### Provided records
* Begin *
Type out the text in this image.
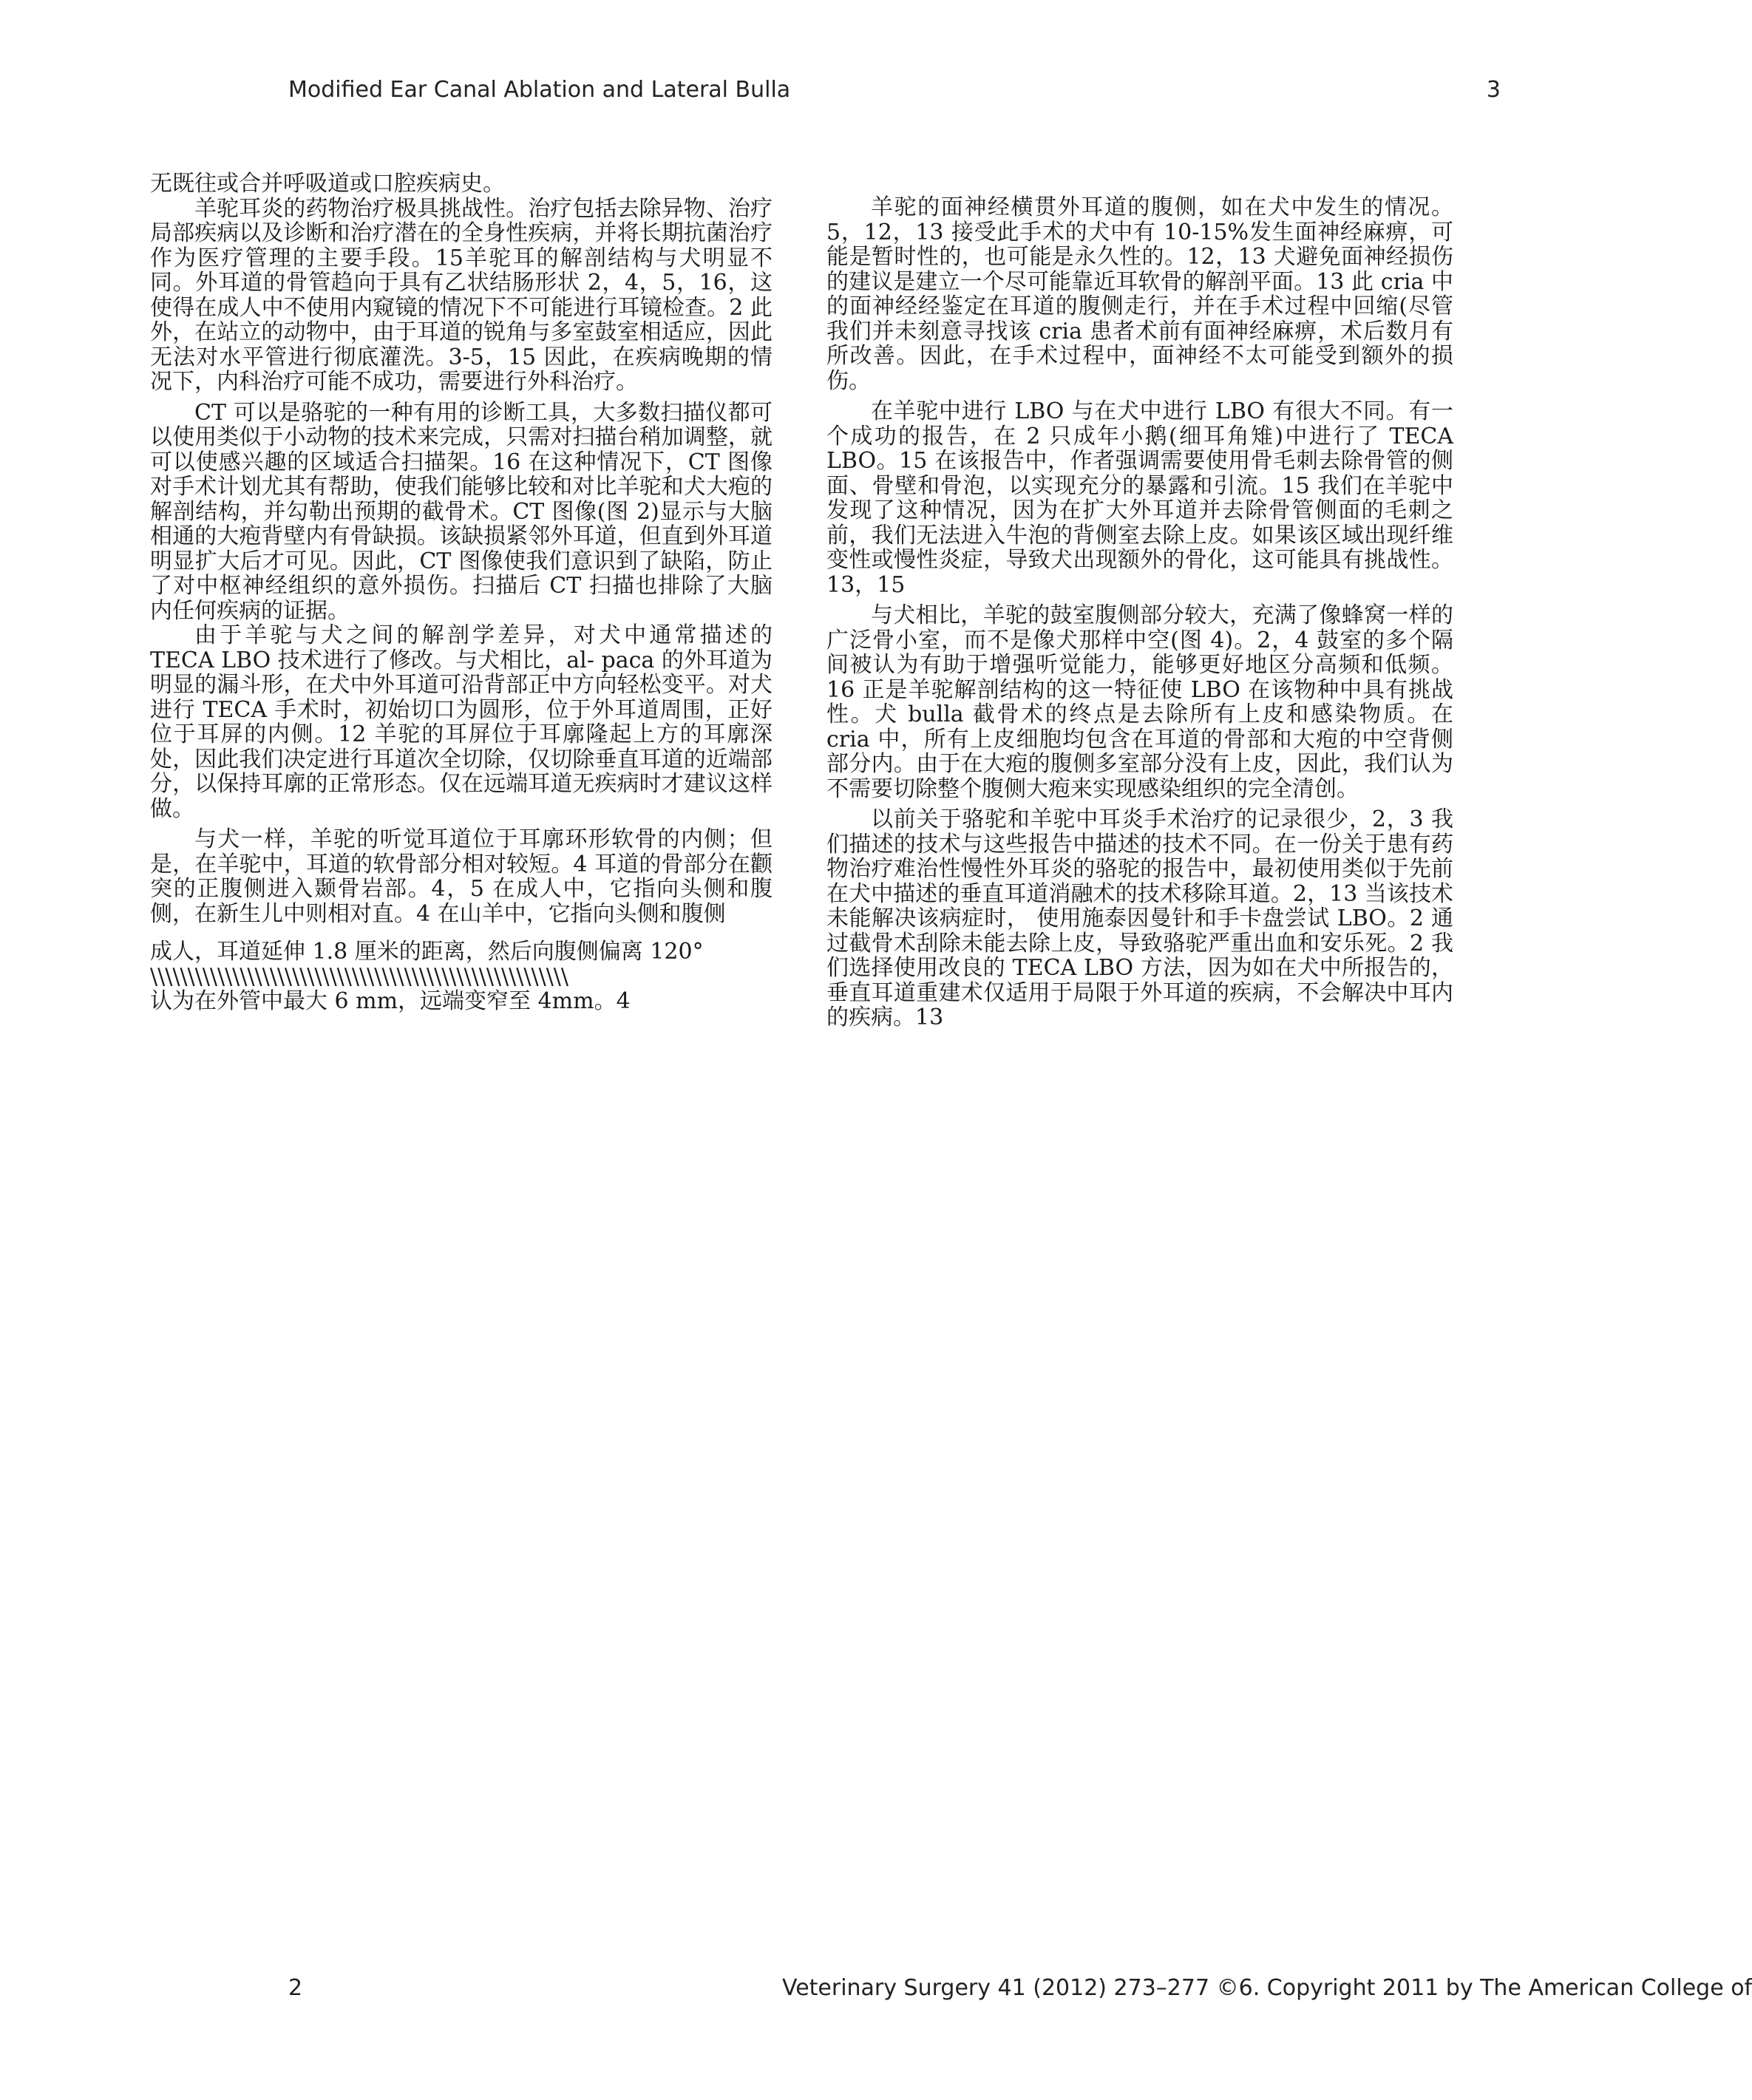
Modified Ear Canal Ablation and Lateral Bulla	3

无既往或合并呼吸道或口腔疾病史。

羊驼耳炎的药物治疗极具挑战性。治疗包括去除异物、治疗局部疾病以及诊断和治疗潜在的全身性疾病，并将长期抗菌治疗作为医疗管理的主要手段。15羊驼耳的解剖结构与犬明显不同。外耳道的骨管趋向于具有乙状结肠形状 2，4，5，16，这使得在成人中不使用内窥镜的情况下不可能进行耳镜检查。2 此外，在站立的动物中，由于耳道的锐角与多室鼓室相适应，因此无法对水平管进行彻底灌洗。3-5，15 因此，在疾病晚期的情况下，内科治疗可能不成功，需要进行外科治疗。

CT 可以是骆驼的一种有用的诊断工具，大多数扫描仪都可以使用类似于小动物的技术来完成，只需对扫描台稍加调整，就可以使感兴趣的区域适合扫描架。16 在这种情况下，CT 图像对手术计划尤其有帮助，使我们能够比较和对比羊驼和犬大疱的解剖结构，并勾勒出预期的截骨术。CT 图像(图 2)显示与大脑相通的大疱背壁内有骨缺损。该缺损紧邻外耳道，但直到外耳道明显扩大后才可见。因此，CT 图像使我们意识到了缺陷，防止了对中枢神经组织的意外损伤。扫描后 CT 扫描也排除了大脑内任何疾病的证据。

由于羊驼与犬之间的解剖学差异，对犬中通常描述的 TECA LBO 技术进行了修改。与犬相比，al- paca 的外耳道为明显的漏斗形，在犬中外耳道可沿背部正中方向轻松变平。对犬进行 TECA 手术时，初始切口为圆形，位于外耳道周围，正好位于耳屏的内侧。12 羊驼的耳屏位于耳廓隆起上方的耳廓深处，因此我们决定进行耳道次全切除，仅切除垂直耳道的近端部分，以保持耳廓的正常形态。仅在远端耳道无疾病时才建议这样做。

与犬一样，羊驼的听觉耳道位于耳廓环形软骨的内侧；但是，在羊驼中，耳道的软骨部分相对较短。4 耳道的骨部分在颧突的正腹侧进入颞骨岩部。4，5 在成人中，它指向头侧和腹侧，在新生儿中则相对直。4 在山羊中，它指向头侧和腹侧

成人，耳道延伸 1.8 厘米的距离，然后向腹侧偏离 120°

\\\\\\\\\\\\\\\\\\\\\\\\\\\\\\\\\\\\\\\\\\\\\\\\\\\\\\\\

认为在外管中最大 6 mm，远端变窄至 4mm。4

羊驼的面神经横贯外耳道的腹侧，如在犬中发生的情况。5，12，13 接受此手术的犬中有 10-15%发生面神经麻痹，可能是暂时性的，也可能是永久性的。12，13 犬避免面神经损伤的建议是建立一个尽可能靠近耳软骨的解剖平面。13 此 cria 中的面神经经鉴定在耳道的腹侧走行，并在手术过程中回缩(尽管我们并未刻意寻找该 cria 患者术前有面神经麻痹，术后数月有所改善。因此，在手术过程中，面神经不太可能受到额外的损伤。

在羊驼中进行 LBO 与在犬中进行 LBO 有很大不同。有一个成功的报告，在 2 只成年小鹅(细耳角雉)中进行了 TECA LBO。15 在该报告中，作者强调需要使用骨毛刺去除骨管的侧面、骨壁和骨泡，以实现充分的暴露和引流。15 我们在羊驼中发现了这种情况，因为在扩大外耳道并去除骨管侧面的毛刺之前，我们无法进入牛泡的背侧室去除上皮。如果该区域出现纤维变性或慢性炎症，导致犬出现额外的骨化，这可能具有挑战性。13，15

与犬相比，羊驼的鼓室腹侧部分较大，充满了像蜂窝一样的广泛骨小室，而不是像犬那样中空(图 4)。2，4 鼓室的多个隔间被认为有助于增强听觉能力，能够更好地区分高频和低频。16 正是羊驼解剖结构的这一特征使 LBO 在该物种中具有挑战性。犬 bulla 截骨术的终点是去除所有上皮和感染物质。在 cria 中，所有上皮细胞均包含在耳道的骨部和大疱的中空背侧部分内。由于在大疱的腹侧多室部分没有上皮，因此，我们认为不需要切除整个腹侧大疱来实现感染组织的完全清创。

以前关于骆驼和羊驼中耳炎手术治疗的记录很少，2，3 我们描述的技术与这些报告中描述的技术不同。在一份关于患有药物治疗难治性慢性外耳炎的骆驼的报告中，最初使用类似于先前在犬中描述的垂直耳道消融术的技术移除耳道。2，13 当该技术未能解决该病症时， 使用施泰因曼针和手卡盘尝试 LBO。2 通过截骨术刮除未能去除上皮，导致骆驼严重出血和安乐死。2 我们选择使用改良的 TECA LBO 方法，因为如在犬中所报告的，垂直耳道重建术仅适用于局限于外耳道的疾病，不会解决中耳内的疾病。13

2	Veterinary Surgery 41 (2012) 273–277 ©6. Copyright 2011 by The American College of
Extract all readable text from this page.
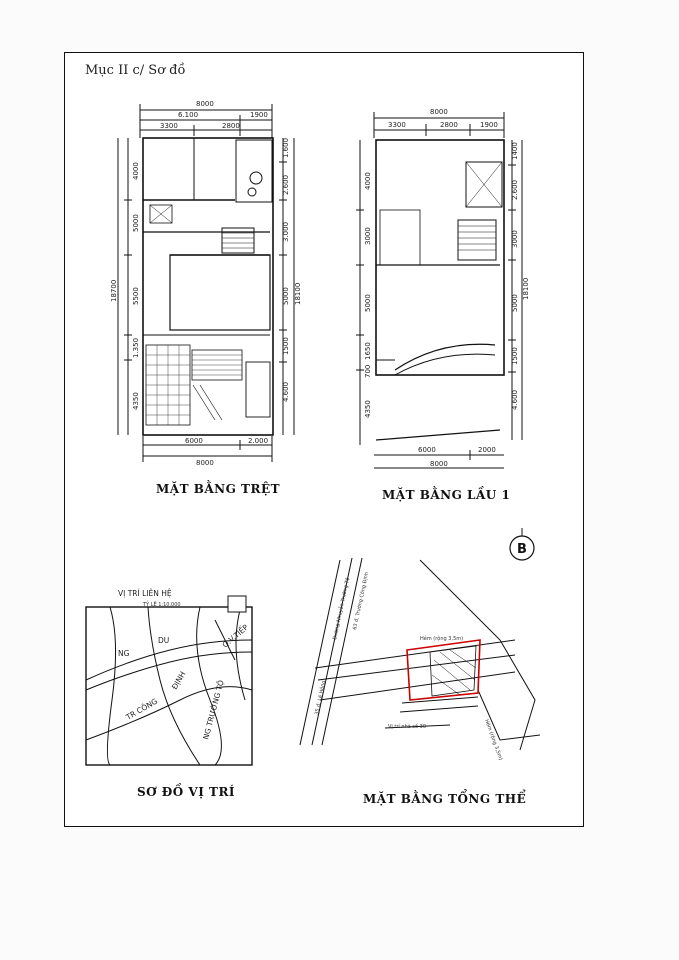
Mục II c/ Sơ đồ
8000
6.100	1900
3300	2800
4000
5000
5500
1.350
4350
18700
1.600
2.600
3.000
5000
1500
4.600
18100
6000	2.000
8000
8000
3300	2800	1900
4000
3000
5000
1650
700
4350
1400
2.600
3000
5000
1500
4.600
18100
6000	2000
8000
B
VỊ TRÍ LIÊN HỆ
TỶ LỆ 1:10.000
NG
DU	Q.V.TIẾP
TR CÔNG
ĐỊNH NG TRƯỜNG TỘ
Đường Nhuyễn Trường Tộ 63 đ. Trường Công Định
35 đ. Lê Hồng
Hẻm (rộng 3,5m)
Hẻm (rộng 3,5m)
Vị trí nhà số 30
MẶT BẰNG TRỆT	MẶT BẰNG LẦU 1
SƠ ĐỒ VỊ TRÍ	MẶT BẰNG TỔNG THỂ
* End *
### Aim of the exercise
Return the full material word for word. Do not include the pictures.

### Solution for this task
Type out the text in this image.
Modified Ear Canal Ablation and Lateral Bulla	3

无既往或合并呼吸道或口腔疾病史。

羊驼耳炎的药物治疗极具挑战性。治疗包括去除异物、治疗局部疾病以及诊断和治疗潜在的全身性疾病，并将长期抗菌治疗作为医疗管理的主要手段。15羊驼耳的解剖结构与犬明显不同。外耳道的骨管趋向于具有乙状结肠形状 2，4，5，16，这使得在成人中不使用内窥镜的情况下不可能进行耳镜检查。2 此外，在站立的动物中，由于耳道的锐角与多室鼓室相适应，因此无法对水平管进行彻底灌洗。3-5，15 因此，在疾病晚期的情况下，内科治疗可能不成功，需要进行外科治疗。

CT 可以是骆驼的一种有用的诊断工具，大多数扫描仪都可以使用类似于小动物的技术来完成，只需对扫描台稍加调整，就可以使感兴趣的区域适合扫描架。16 在这种情况下，CT 图像对手术计划尤其有帮助，使我们能够比较和对比羊驼和犬大疱的解剖结构，并勾勒出预期的截骨术。CT 图像(图 2)显示与大脑相通的大疱背壁内有骨缺损。该缺损紧邻外耳道，但直到外耳道明显扩大后才可见。因此，CT 图像使我们意识到了缺陷，防止了对中枢神经组织的意外损伤。扫描后 CT 扫描也排除了大脑内任何疾病的证据。

由于羊驼与犬之间的解剖学差异，对犬中通常描述的 TECA LBO 技术进行了修改。与犬相比，al- paca 的外耳道为明显的漏斗形，在犬中外耳道可沿背部正中方向轻松变平。对犬进行 TECA 手术时，初始切口为圆形，位于外耳道周围，正好位于耳屏的内侧。12 羊驼的耳屏位于耳廓隆起上方的耳廓深处，因此我们决定进行耳道次全切除，仅切除垂直耳道的近端部分，以保持耳廓的正常形态。仅在远端耳道无疾病时才建议这样做。

与犬一样，羊驼的听觉耳道位于耳廓环形软骨的内侧；但是，在羊驼中，耳道的软骨部分相对较短。4 耳道的骨部分在颧突的正腹侧进入颞骨岩部。4，5 在成人中，它指向头侧和腹侧，在新生儿中则相对直。4 在山羊中，它指向头侧和腹侧

成人，耳道延伸 1.8 厘米的距离，然后向腹侧偏离 120°

\\\\\\\\\\\\\\\\\\\\\\\\\\\\\\\\\\\\\\\\\\\\\\\\\\\\\\\\

认为在外管中最大 6 mm，远端变窄至 4mm。4

羊驼的面神经横贯外耳道的腹侧，如在犬中发生的情况。5，12，13 接受此手术的犬中有 10-15%发生面神经麻痹，可能是暂时性的，也可能是永久性的。12，13 犬避免面神经损伤的建议是建立一个尽可能靠近耳软骨的解剖平面。13 此 cria 中的面神经经鉴定在耳道的腹侧走行，并在手术过程中回缩(尽管我们并未刻意寻找该 cria 患者术前有面神经麻痹，术后数月有所改善。因此，在手术过程中，面神经不太可能受到额外的损伤。

在羊驼中进行 LBO 与在犬中进行 LBO 有很大不同。有一个成功的报告，在 2 只成年小鹅(细耳角雉)中进行了 TECA LBO。15 在该报告中，作者强调需要使用骨毛刺去除骨管的侧面、骨壁和骨泡，以实现充分的暴露和引流。15 我们在羊驼中发现了这种情况，因为在扩大外耳道并去除骨管侧面的毛刺之前，我们无法进入牛泡的背侧室去除上皮。如果该区域出现纤维变性或慢性炎症，导致犬出现额外的骨化，这可能具有挑战性。13，15

与犬相比，羊驼的鼓室腹侧部分较大，充满了像蜂窝一样的广泛骨小室，而不是像犬那样中空(图 4)。2，4 鼓室的多个隔间被认为有助于增强听觉能力，能够更好地区分高频和低频。16 正是羊驼解剖结构的这一特征使 LBO 在该物种中具有挑战性。犬 bulla 截骨术的终点是去除所有上皮和感染物质。在 cria 中，所有上皮细胞均包含在耳道的骨部和大疱的中空背侧部分内。由于在大疱的腹侧多室部分没有上皮，因此，我们认为不需要切除整个腹侧大疱来实现感染组织的完全清创。

以前关于骆驼和羊驼中耳炎手术治疗的记录很少，2，3 我们描述的技术与这些报告中描述的技术不同。在一份关于患有药物治疗难治性慢性外耳炎的骆驼的报告中，最初使用类似于先前在犬中描述的垂直耳道消融术的技术移除耳道。2，13 当该技术未能解决该病症时， 使用施泰因曼针和手卡盘尝试 LBO。2 通过截骨术刮除未能去除上皮，导致骆驼严重出血和安乐死。2 我们选择使用改良的 TECA LBO 方法，因为如在犬中所报告的，垂直耳道重建术仅适用于局限于外耳道的疾病，不会解决中耳内的疾病。13

2	Veterinary Surgery 41 (2012) 273–277 ©6. Copyright 2011 by The American College of
Extract all readable text from this page.
Mục II c/ Sơ đồ
8000
6.100	1900
3300	2800
4000
5000
5500
1.350
4350
18700
1.600
2.600
3.000
5000
1500
4.600
18100
6000	2.000
8000
8000
3300	2800	1900
4000
3000
5000
1650
700
4350
1400
2.600
3000
5000
1500
4.600
18100
6000	2000
8000
B
VỊ TRÍ LIÊN HỆ
TỶ LỆ 1:10.000
NG
DU	Q.V.TIẾP
TR CÔNG
ĐỊNH NG TRƯỜNG TỘ
Đường Nhuyễn Trường Tộ 63 đ. Trường Công Định
35 đ. Lê Hồng
Hẻm (rộng 3,5m)
Hẻm (rộng 3,5m)
Vị trí nhà số 30
MẶT BẰNG TRỆT	MẶT BẰNG LẦU 1
SƠ ĐỒ VỊ TRÍ	MẶT BẰNG TỔNG THỂ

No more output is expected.